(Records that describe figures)
— begin —

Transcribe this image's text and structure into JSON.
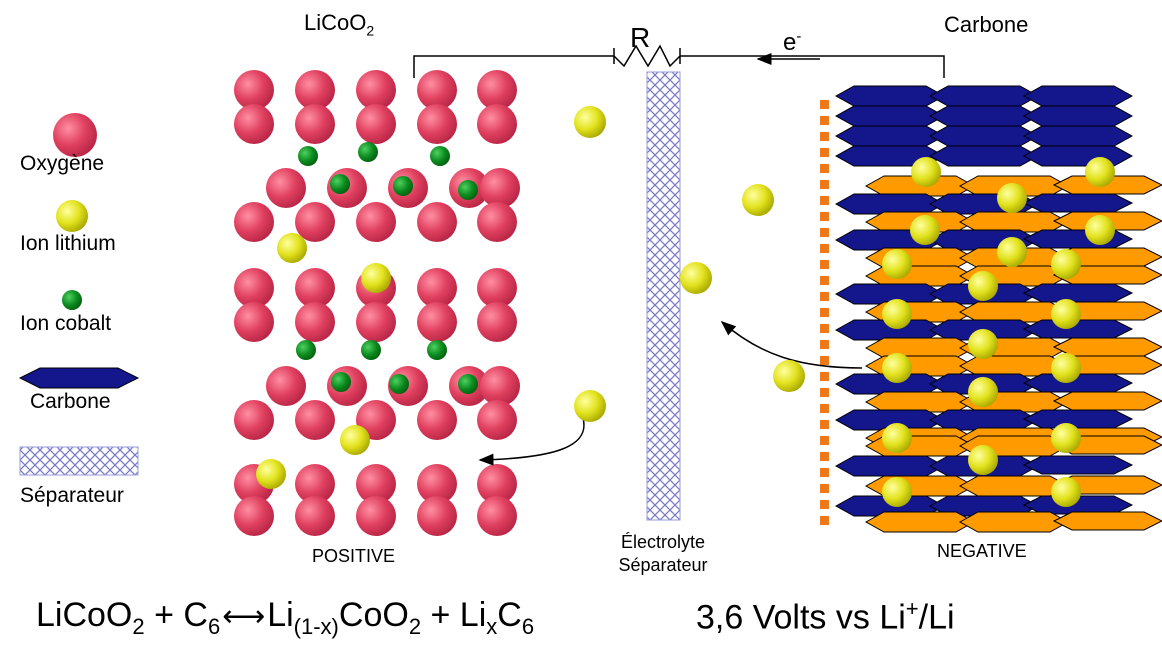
{
  "labels": {
    "cathode_formula_main": "LiCoO",
    "cathode_formula_sub": "2",
    "anode_title": "Carbone",
    "resistor": "R",
    "electron_main": "e",
    "electron_sup": "-",
    "positive": "POSITIVE",
    "negative": "NEGATIVE",
    "electrolyte_line1": "Électrolyte",
    "electrolyte_line2": "Séparateur"
  },
  "legend": {
    "oxygen": "Oxygène",
    "lithium": "Ion lithium",
    "cobalt": "Ion cobalt",
    "carbon": "Carbone",
    "separator": "Séparateur"
  },
  "equation": {
    "part1": "LiCoO",
    "part1_sub": "2",
    "part2": " + C",
    "part2_sub": "6",
    "arrow": "⟷",
    "part3": "Li",
    "part3_sub": "(1-x)",
    "part4": "CoO",
    "part4_sub": "2",
    "part5": " + Li",
    "part5_sub": "x",
    "part6": "C",
    "part6_sub": "6"
  },
  "voltage": {
    "value": "3,6 Volts vs Li",
    "sup": "+",
    "suffix": "/Li"
  },
  "colors": {
    "oxygen": "#e0405f",
    "lithium": "#e2e21e",
    "cobalt": "#0a8a1e",
    "carbon": "#14168c",
    "intercalated": "#ff9a00",
    "collector": "#f07818",
    "separator": "#8080cc"
  }
}
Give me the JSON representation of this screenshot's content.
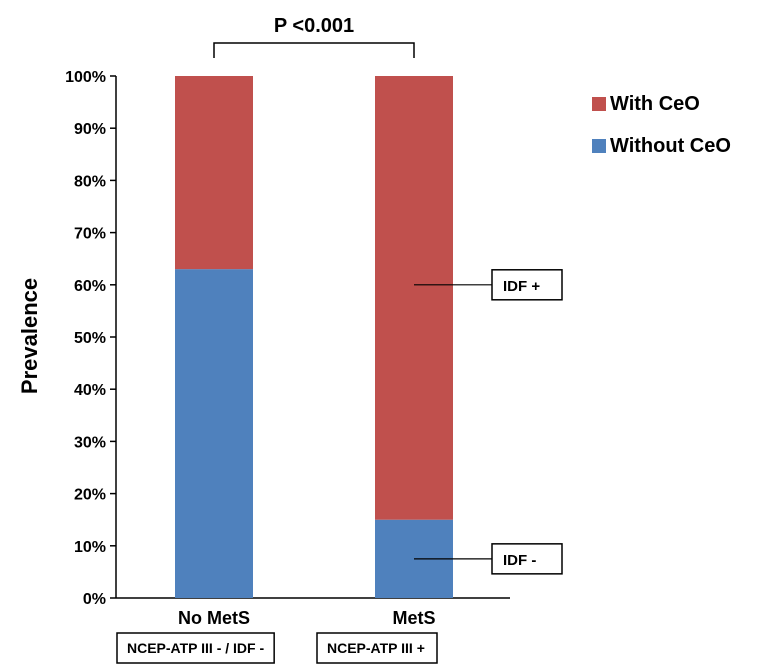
{
  "chart_data": {
    "type": "bar",
    "stacked": true,
    "percent_axis": true,
    "title": "P <0.001",
    "ylabel": "Prevalence",
    "xlabel": "",
    "ylim": [
      0,
      100
    ],
    "yticks": [
      "0%",
      "10%",
      "20%",
      "30%",
      "40%",
      "50%",
      "60%",
      "70%",
      "80%",
      "90%",
      "100%"
    ],
    "categories": [
      "No MetS",
      "MetS"
    ],
    "category_sublabels": [
      "NCEP-ATP III - / IDF -",
      "NCEP-ATP III +"
    ],
    "series": [
      {
        "name": "Without CeO",
        "color": "#4f81bd",
        "values": [
          63,
          15
        ]
      },
      {
        "name": "With CeO",
        "color": "#c0504d",
        "values": [
          37,
          85
        ]
      }
    ],
    "legend_position": "top-right",
    "grid": false,
    "annotations": [
      {
        "label": "IDF +",
        "category": "MetS",
        "y": 60
      },
      {
        "label": "IDF -",
        "category": "MetS",
        "y": 7.5
      }
    ]
  }
}
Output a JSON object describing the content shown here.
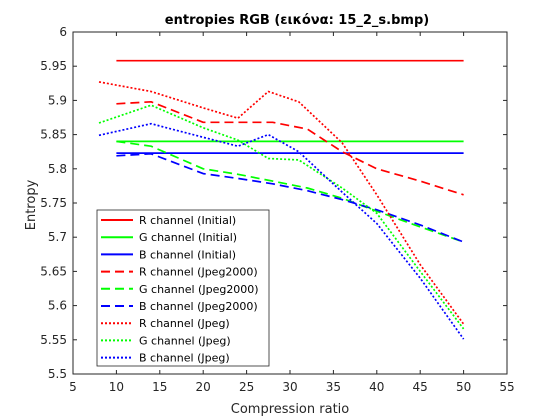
{
  "chart_data": {
    "type": "line",
    "title": "entropies RGB (εικόνα: 15_2_s.bmp)",
    "xlabel": "Compression ratio",
    "ylabel": "Entropy",
    "xlim": [
      5,
      55
    ],
    "ylim": [
      5.5,
      6.0
    ],
    "xticks": [
      "5",
      "10",
      "15",
      "20",
      "25",
      "30",
      "35",
      "40",
      "45",
      "50",
      "55"
    ],
    "yticks": [
      "5.5",
      "5.55",
      "5.6",
      "5.65",
      "5.7",
      "5.75",
      "5.8",
      "5.85",
      "5.9",
      "5.95",
      "6"
    ],
    "grid": false,
    "legend_position": "bottom-left",
    "series": [
      {
        "name": "R channel (Initial)",
        "color": "#ff0000",
        "style": "solid",
        "x": [
          10,
          50
        ],
        "y": [
          5.958,
          5.958
        ]
      },
      {
        "name": "G channel (Initial)",
        "color": "#00ff00",
        "style": "solid",
        "x": [
          10,
          50
        ],
        "y": [
          5.84,
          5.84
        ]
      },
      {
        "name": "B channel (Initial)",
        "color": "#0000ff",
        "style": "solid",
        "x": [
          10,
          50
        ],
        "y": [
          5.823,
          5.823
        ]
      },
      {
        "name": "R channel (Jpeg2000)",
        "color": "#ff0000",
        "style": "dashed",
        "x": [
          10,
          14,
          20,
          24,
          28,
          32,
          36,
          40,
          45,
          50
        ],
        "y": [
          5.895,
          5.898,
          5.868,
          5.868,
          5.868,
          5.858,
          5.825,
          5.8,
          5.782,
          5.762
        ]
      },
      {
        "name": "G channel (Jpeg2000)",
        "color": "#00ff00",
        "style": "dashed",
        "x": [
          10,
          14,
          20,
          24,
          28,
          32,
          36,
          40,
          45,
          50
        ],
        "y": [
          5.84,
          5.833,
          5.8,
          5.792,
          5.782,
          5.772,
          5.757,
          5.738,
          5.715,
          5.693
        ]
      },
      {
        "name": "B channel (Jpeg2000)",
        "color": "#0000ff",
        "style": "dashed",
        "x": [
          10,
          14,
          20,
          24,
          28,
          32,
          36,
          40,
          45,
          50
        ],
        "y": [
          5.819,
          5.822,
          5.793,
          5.786,
          5.778,
          5.768,
          5.755,
          5.74,
          5.718,
          5.693
        ]
      },
      {
        "name": "R channel (Jpeg)",
        "color": "#ff0000",
        "style": "dotted",
        "x": [
          8,
          14,
          20,
          24,
          27.5,
          31,
          36,
          40,
          45,
          50
        ],
        "y": [
          5.927,
          5.913,
          5.889,
          5.874,
          5.913,
          5.898,
          5.838,
          5.762,
          5.66,
          5.573
        ]
      },
      {
        "name": "G channel (Jpeg)",
        "color": "#00ff00",
        "style": "dotted",
        "x": [
          8,
          14,
          20,
          24,
          27.5,
          31,
          36,
          40,
          45,
          50
        ],
        "y": [
          5.867,
          5.893,
          5.86,
          5.842,
          5.815,
          5.813,
          5.772,
          5.735,
          5.65,
          5.566
        ]
      },
      {
        "name": "B channel (Jpeg)",
        "color": "#0000ff",
        "style": "dotted",
        "x": [
          8,
          14,
          20,
          24,
          27.5,
          31,
          36,
          40,
          45,
          50
        ],
        "y": [
          5.849,
          5.866,
          5.846,
          5.833,
          5.85,
          5.825,
          5.766,
          5.72,
          5.64,
          5.551
        ]
      }
    ]
  }
}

— end —

Repeat all of the data above word for word, minus the pictures.

Transcribe this image's text and structure into JSON.
{
  "labels": {
    "cathode_formula_main": "LiCoO",
    "cathode_formula_sub": "2",
    "anode_title": "Carbone",
    "resistor": "R",
    "electron_main": "e",
    "electron_sup": "-",
    "positive": "POSITIVE",
    "negative": "NEGATIVE",
    "electrolyte_line1": "Électrolyte",
    "electrolyte_line2": "Séparateur"
  },
  "legend": {
    "oxygen": "Oxygène",
    "lithium": "Ion lithium",
    "cobalt": "Ion cobalt",
    "carbon": "Carbone",
    "separator": "Séparateur"
  },
  "equation": {
    "part1": "LiCoO",
    "part1_sub": "2",
    "part2": " + C",
    "part2_sub": "6",
    "arrow": "⟷",
    "part3": "Li",
    "part3_sub": "(1-x)",
    "part4": "CoO",
    "part4_sub": "2",
    "part5": " + Li",
    "part5_sub": "x",
    "part6": "C",
    "part6_sub": "6"
  },
  "voltage": {
    "value": "3,6 Volts vs Li",
    "sup": "+",
    "suffix": "/Li"
  },
  "colors": {
    "oxygen": "#e0405f",
    "lithium": "#e2e21e",
    "cobalt": "#0a8a1e",
    "carbon": "#14168c",
    "intercalated": "#ff9a00",
    "collector": "#f07818",
    "separator": "#8080cc"
  }
}
Give me the JSON representation of this screenshot's content.
{
  "chart_data": {
    "type": "bar",
    "stacked": true,
    "percent_axis": true,
    "title": "P <0.001",
    "ylabel": "Prevalence",
    "xlabel": "",
    "ylim": [
      0,
      100
    ],
    "yticks": [
      "0%",
      "10%",
      "20%",
      "30%",
      "40%",
      "50%",
      "60%",
      "70%",
      "80%",
      "90%",
      "100%"
    ],
    "categories": [
      "No MetS",
      "MetS"
    ],
    "category_sublabels": [
      "NCEP-ATP III - / IDF -",
      "NCEP-ATP III +"
    ],
    "series": [
      {
        "name": "Without CeO",
        "color": "#4f81bd",
        "values": [
          63,
          15
        ]
      },
      {
        "name": "With CeO",
        "color": "#c0504d",
        "values": [
          37,
          85
        ]
      }
    ],
    "legend_position": "top-right",
    "grid": false,
    "annotations": [
      {
        "label": "IDF +",
        "category": "MetS",
        "y": 60
      },
      {
        "label": "IDF -",
        "category": "MetS",
        "y": 7.5
      }
    ]
  }
}
Output a JSON object describing the content shown here.
{
  "chart_data": {
    "type": "line",
    "title": "entropies RGB (εικόνα: 15_2_s.bmp)",
    "xlabel": "Compression ratio",
    "ylabel": "Entropy",
    "xlim": [
      5,
      55
    ],
    "ylim": [
      5.5,
      6.0
    ],
    "xticks": [
      "5",
      "10",
      "15",
      "20",
      "25",
      "30",
      "35",
      "40",
      "45",
      "50",
      "55"
    ],
    "yticks": [
      "5.5",
      "5.55",
      "5.6",
      "5.65",
      "5.7",
      "5.75",
      "5.8",
      "5.85",
      "5.9",
      "5.95",
      "6"
    ],
    "grid": false,
    "legend_position": "bottom-left",
    "series": [
      {
        "name": "R channel (Initial)",
        "color": "#ff0000",
        "style": "solid",
        "x": [
          10,
          50
        ],
        "y": [
          5.958,
          5.958
        ]
      },
      {
        "name": "G channel (Initial)",
        "color": "#00ff00",
        "style": "solid",
        "x": [
          10,
          50
        ],
        "y": [
          5.84,
          5.84
        ]
      },
      {
        "name": "B channel (Initial)",
        "color": "#0000ff",
        "style": "solid",
        "x": [
          10,
          50
        ],
        "y": [
          5.823,
          5.823
        ]
      },
      {
        "name": "R channel (Jpeg2000)",
        "color": "#ff0000",
        "style": "dashed",
        "x": [
          10,
          14,
          20,
          24,
          28,
          32,
          36,
          40,
          45,
          50
        ],
        "y": [
          5.895,
          5.898,
          5.868,
          5.868,
          5.868,
          5.858,
          5.825,
          5.8,
          5.782,
          5.762
        ]
      },
      {
        "name": "G channel (Jpeg2000)",
        "color": "#00ff00",
        "style": "dashed",
        "x": [
          10,
          14,
          20,
          24,
          28,
          32,
          36,
          40,
          45,
          50
        ],
        "y": [
          5.84,
          5.833,
          5.8,
          5.792,
          5.782,
          5.772,
          5.757,
          5.738,
          5.715,
          5.693
        ]
      },
      {
        "name": "B channel (Jpeg2000)",
        "color": "#0000ff",
        "style": "dashed",
        "x": [
          10,
          14,
          20,
          24,
          28,
          32,
          36,
          40,
          45,
          50
        ],
        "y": [
          5.819,
          5.822,
          5.793,
          5.786,
          5.778,
          5.768,
          5.755,
          5.74,
          5.718,
          5.693
        ]
      },
      {
        "name": "R channel (Jpeg)",
        "color": "#ff0000",
        "style": "dotted",
        "x": [
          8,
          14,
          20,
          24,
          27.5,
          31,
          36,
          40,
          45,
          50
        ],
        "y": [
          5.927,
          5.913,
          5.889,
          5.874,
          5.913,
          5.898,
          5.838,
          5.762,
          5.66,
          5.573
        ]
      },
      {
        "name": "G channel (Jpeg)",
        "color": "#00ff00",
        "style": "dotted",
        "x": [
          8,
          14,
          20,
          24,
          27.5,
          31,
          36,
          40,
          45,
          50
        ],
        "y": [
          5.867,
          5.893,
          5.86,
          5.842,
          5.815,
          5.813,
          5.772,
          5.735,
          5.65,
          5.566
        ]
      },
      {
        "name": "B channel (Jpeg)",
        "color": "#0000ff",
        "style": "dotted",
        "x": [
          8,
          14,
          20,
          24,
          27.5,
          31,
          36,
          40,
          45,
          50
        ],
        "y": [
          5.849,
          5.866,
          5.846,
          5.833,
          5.85,
          5.825,
          5.766,
          5.72,
          5.64,
          5.551
        ]
      }
    ]
  }
}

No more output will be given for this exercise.